AIM ::
Omit the pictures and output every entry below exactly as written.

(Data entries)
• • • •

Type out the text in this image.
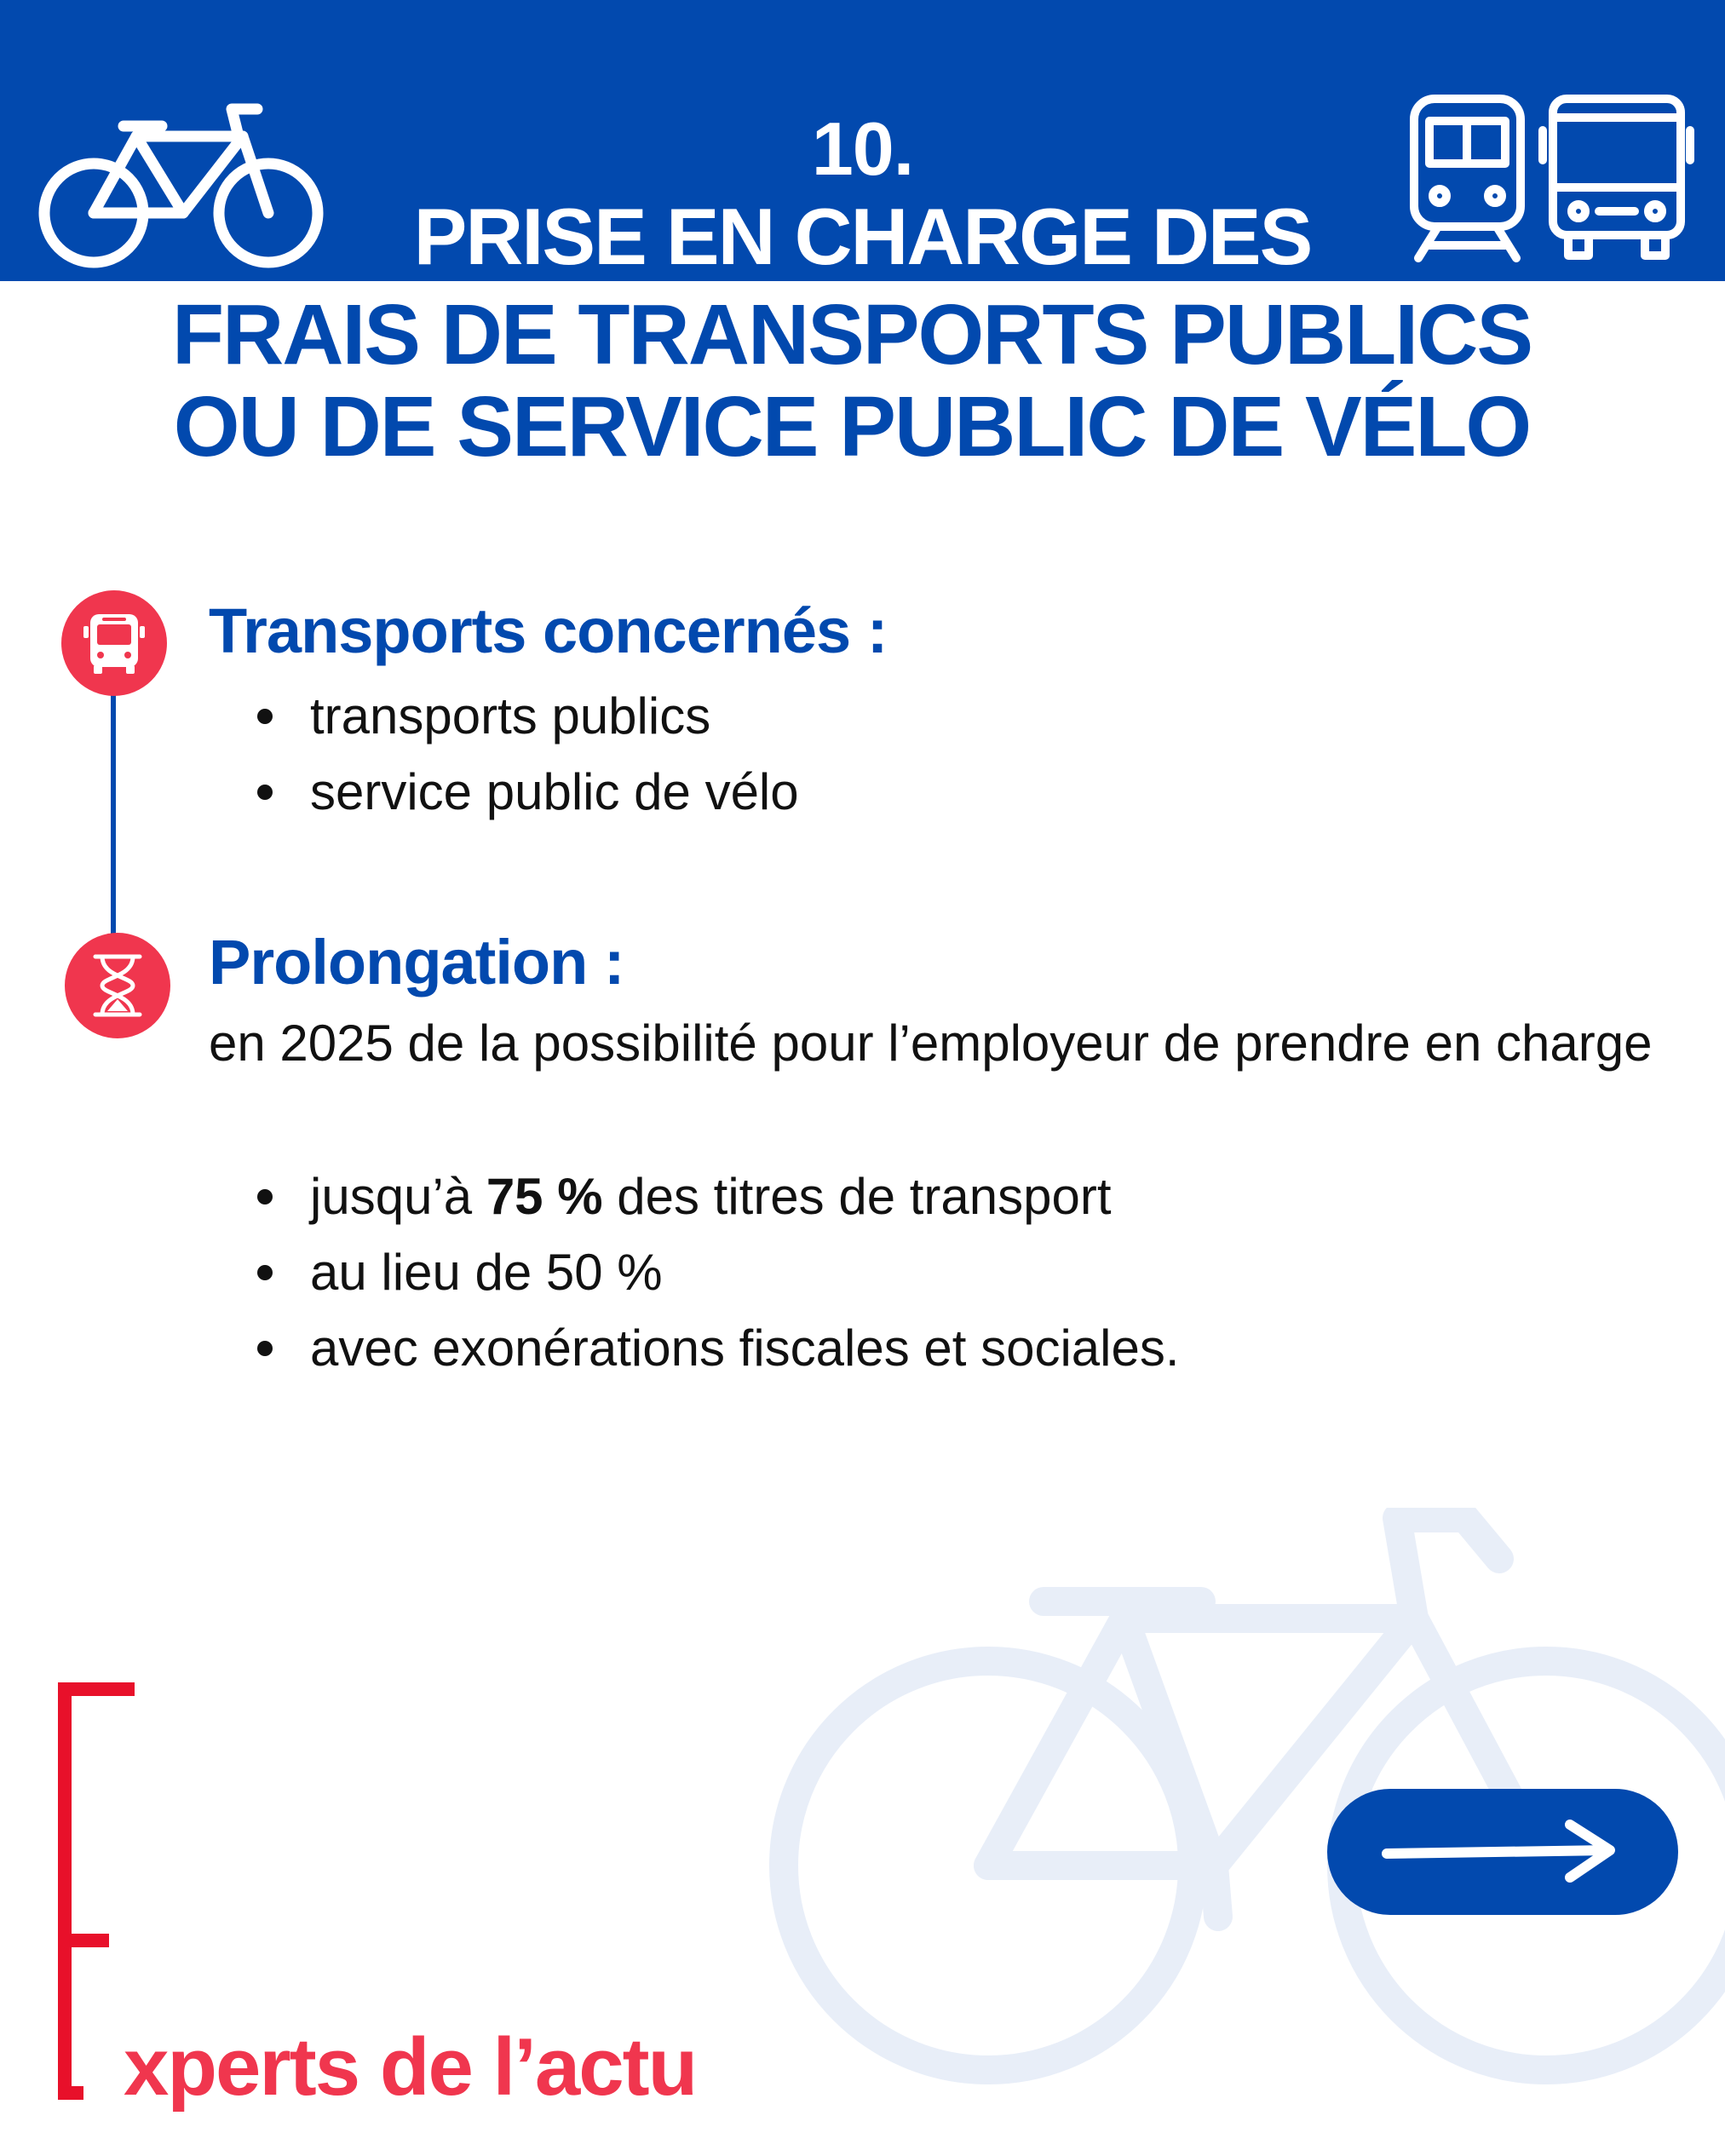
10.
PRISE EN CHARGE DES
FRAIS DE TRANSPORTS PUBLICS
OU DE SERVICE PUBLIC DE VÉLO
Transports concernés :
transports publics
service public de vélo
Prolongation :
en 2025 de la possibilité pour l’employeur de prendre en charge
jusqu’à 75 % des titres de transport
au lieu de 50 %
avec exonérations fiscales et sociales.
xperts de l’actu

• • • •

RESPONSE ::
Type out the text in this image.
10.
PRISE EN CHARGE DES
FRAIS DE TRANSPORTS PUBLICS
OU DE SERVICE PUBLIC DE VÉLO
Transports concernés :
transports publics
service public de vélo
Prolongation :
en 2025 de la possibilité pour l’employeur de prendre en charge
jusqu’à 75 % des titres de transport
au lieu de 50 %
avec exonérations fiscales et sociales.
xperts de l’actu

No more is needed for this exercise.